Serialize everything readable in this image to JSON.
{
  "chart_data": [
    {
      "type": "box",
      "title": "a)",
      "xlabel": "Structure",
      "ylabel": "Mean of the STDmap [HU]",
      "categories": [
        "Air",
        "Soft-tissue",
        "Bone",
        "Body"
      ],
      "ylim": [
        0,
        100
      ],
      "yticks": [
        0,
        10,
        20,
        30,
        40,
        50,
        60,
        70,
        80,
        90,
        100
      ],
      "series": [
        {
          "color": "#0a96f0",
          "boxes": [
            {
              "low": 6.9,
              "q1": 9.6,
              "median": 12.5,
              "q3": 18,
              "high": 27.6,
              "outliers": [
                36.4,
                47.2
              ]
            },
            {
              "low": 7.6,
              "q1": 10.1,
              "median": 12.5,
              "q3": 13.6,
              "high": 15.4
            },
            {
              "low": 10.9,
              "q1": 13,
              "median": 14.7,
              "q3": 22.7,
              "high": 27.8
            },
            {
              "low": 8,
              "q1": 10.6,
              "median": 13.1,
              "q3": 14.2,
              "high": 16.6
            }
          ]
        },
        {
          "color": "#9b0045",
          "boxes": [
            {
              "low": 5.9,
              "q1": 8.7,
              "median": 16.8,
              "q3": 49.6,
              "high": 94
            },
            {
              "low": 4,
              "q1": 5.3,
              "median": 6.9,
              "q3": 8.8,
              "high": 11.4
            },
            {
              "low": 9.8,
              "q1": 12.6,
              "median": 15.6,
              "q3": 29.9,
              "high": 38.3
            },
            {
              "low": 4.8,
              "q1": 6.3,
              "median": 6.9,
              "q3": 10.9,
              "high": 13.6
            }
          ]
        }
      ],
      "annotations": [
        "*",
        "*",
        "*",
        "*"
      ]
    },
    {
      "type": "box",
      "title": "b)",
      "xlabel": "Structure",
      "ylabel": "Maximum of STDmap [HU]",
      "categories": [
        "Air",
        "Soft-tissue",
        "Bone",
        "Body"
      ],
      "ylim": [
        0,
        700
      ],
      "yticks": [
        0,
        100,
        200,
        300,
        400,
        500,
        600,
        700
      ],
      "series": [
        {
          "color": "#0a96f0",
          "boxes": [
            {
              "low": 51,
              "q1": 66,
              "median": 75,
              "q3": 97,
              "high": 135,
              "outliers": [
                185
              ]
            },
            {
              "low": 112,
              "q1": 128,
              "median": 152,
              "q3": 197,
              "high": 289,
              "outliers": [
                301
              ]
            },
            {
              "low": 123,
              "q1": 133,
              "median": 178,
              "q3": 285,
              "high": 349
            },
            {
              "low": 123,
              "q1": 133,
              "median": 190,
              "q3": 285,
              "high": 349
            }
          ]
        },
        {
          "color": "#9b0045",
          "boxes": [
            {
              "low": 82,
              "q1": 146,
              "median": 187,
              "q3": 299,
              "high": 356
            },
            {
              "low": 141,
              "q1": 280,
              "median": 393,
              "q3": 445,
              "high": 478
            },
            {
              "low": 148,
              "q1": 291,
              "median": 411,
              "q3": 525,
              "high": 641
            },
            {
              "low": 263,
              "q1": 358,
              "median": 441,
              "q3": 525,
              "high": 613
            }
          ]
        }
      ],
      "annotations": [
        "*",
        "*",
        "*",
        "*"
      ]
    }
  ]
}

=-=-=

All of the entries need to be reproduced exactly; please write them out.

### Expected output
Serialize everything readable in this image to JSON.
{
  "chart_data": [
    {
      "type": "box",
      "title": "a)",
      "xlabel": "Structure",
      "ylabel": "Mean of the STDmap [HU]",
      "categories": [
        "Air",
        "Soft-tissue",
        "Bone",
        "Body"
      ],
      "ylim": [
        0,
        100
      ],
      "yticks": [
        0,
        10,
        20,
        30,
        40,
        50,
        60,
        70,
        80,
        90,
        100
      ],
      "series": [
        {
          "color": "#0a96f0",
          "boxes": [
            {
              "low": 6.9,
              "q1": 9.6,
              "median": 12.5,
              "q3": 18,
              "high": 27.6,
              "outliers": [
                36.4,
                47.2
              ]
            },
            {
              "low": 7.6,
              "q1": 10.1,
              "median": 12.5,
              "q3": 13.6,
              "high": 15.4
            },
            {
              "low": 10.9,
              "q1": 13,
              "median": 14.7,
              "q3": 22.7,
              "high": 27.8
            },
            {
              "low": 8,
              "q1": 10.6,
              "median": 13.1,
              "q3": 14.2,
              "high": 16.6
            }
          ]
        },
        {
          "color": "#9b0045",
          "boxes": [
            {
              "low": 5.9,
              "q1": 8.7,
              "median": 16.8,
              "q3": 49.6,
              "high": 94
            },
            {
              "low": 4,
              "q1": 5.3,
              "median": 6.9,
              "q3": 8.8,
              "high": 11.4
            },
            {
              "low": 9.8,
              "q1": 12.6,
              "median": 15.6,
              "q3": 29.9,
              "high": 38.3
            },
            {
              "low": 4.8,
              "q1": 6.3,
              "median": 6.9,
              "q3": 10.9,
              "high": 13.6
            }
          ]
        }
      ],
      "annotations": [
        "*",
        "*",
        "*",
        "*"
      ]
    },
    {
      "type": "box",
      "title": "b)",
      "xlabel": "Structure",
      "ylabel": "Maximum of STDmap [HU]",
      "categories": [
        "Air",
        "Soft-tissue",
        "Bone",
        "Body"
      ],
      "ylim": [
        0,
        700
      ],
      "yticks": [
        0,
        100,
        200,
        300,
        400,
        500,
        600,
        700
      ],
      "series": [
        {
          "color": "#0a96f0",
          "boxes": [
            {
              "low": 51,
              "q1": 66,
              "median": 75,
              "q3": 97,
              "high": 135,
              "outliers": [
                185
              ]
            },
            {
              "low": 112,
              "q1": 128,
              "median": 152,
              "q3": 197,
              "high": 289,
              "outliers": [
                301
              ]
            },
            {
              "low": 123,
              "q1": 133,
              "median": 178,
              "q3": 285,
              "high": 349
            },
            {
              "low": 123,
              "q1": 133,
              "median": 190,
              "q3": 285,
              "high": 349
            }
          ]
        },
        {
          "color": "#9b0045",
          "boxes": [
            {
              "low": 82,
              "q1": 146,
              "median": 187,
              "q3": 299,
              "high": 356
            },
            {
              "low": 141,
              "q1": 280,
              "median": 393,
              "q3": 445,
              "high": 478
            },
            {
              "low": 148,
              "q1": 291,
              "median": 411,
              "q3": 525,
              "high": 641
            },
            {
              "low": 263,
              "q1": 358,
              "median": 441,
              "q3": 525,
              "high": 613
            }
          ]
        }
      ],
      "annotations": [
        "*",
        "*",
        "*",
        "*"
      ]
    }
  ]
}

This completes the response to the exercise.